* _Directions_
Copy every line with the string "Section" in it.

* _Data provided_

^^^^^^^^

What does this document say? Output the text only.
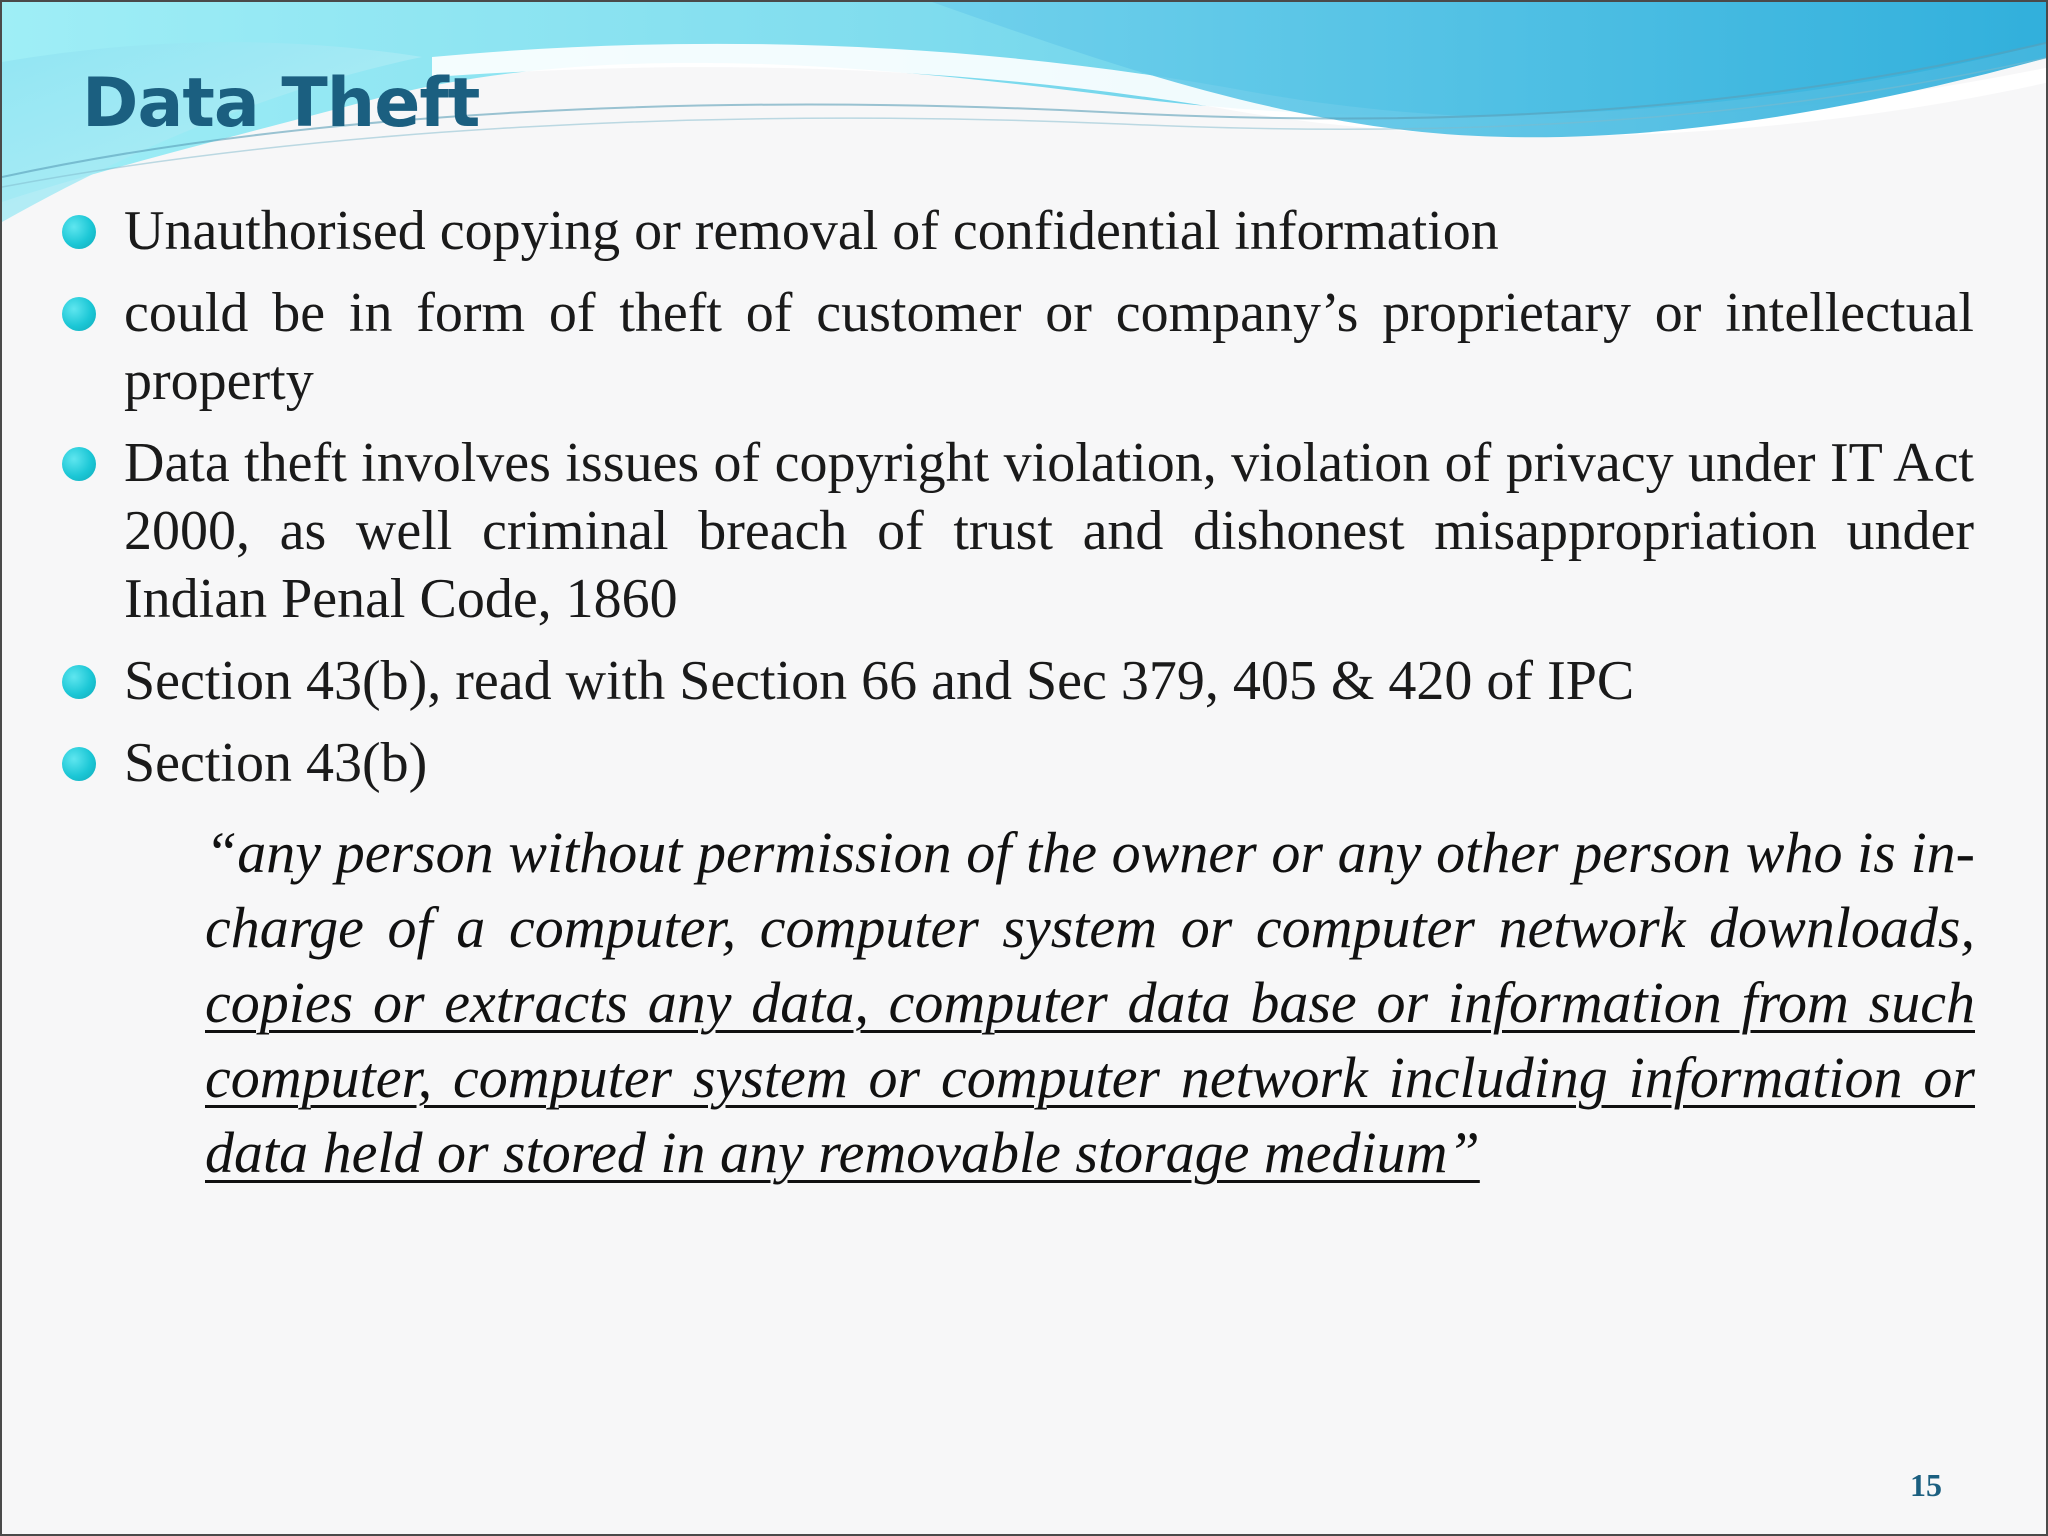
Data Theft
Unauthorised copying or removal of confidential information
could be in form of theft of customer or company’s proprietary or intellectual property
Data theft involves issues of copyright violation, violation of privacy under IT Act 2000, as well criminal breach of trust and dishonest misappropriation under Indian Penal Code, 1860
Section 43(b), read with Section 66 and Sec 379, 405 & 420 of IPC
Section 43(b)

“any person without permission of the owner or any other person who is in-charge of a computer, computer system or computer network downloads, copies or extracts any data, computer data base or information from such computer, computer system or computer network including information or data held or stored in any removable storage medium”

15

^^^^^^^^

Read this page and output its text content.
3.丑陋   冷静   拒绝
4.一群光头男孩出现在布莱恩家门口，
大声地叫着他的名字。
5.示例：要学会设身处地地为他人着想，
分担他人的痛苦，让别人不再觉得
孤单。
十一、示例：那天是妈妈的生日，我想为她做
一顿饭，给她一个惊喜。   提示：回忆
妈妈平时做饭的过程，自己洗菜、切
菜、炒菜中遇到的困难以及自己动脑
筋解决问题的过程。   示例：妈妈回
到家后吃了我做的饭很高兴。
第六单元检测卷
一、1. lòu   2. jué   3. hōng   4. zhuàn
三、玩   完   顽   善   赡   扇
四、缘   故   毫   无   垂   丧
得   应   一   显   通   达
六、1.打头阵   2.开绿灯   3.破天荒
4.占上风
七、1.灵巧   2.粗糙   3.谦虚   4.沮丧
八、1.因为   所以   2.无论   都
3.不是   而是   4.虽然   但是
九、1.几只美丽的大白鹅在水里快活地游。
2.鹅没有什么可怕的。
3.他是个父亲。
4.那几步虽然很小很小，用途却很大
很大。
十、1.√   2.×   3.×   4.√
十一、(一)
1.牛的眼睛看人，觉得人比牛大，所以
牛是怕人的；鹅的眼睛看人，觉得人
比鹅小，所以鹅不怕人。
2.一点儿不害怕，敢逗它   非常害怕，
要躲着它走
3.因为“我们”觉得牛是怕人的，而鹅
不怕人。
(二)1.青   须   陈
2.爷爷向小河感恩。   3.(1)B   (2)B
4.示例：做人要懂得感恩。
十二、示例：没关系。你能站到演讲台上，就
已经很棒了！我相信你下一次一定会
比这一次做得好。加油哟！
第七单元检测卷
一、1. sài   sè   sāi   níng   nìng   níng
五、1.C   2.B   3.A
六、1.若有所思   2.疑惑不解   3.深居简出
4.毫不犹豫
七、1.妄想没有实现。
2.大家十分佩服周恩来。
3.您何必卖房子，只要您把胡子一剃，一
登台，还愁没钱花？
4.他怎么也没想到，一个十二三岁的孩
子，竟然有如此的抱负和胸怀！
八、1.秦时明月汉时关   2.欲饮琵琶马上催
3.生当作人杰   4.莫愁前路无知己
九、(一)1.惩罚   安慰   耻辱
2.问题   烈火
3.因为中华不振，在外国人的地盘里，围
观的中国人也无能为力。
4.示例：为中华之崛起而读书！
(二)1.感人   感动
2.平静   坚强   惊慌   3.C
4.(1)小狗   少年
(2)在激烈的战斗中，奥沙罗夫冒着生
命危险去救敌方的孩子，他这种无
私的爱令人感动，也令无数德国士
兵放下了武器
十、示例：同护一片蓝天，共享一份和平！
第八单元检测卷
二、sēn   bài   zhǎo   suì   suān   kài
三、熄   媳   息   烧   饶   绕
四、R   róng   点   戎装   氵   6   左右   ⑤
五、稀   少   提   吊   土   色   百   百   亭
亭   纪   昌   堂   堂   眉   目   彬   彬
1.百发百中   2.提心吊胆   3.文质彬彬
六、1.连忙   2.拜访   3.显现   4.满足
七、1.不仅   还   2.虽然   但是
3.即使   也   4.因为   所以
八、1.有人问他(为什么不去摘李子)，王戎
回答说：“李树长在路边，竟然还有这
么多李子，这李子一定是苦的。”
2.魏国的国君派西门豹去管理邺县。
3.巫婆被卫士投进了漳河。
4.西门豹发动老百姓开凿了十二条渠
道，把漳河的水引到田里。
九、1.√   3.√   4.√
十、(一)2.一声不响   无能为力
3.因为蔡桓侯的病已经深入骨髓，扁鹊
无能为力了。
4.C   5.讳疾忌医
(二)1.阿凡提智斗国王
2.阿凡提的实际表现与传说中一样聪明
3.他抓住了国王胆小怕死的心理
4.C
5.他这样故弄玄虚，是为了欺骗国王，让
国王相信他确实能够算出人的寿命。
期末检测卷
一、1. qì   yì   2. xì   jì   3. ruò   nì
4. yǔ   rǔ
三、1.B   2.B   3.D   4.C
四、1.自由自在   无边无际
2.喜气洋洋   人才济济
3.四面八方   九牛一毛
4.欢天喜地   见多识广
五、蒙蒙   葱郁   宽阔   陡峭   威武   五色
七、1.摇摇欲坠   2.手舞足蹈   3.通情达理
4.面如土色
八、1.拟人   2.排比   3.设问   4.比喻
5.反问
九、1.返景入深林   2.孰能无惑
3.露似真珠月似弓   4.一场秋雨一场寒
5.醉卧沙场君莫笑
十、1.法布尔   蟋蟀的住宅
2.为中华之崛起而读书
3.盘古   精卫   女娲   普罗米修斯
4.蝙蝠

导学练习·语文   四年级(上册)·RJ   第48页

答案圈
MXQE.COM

^^^^^^^^

* _Worked answer_
Section 43(b), read with Section 66 and Sec 379, 405 & 420 of IPC
Section 43(b)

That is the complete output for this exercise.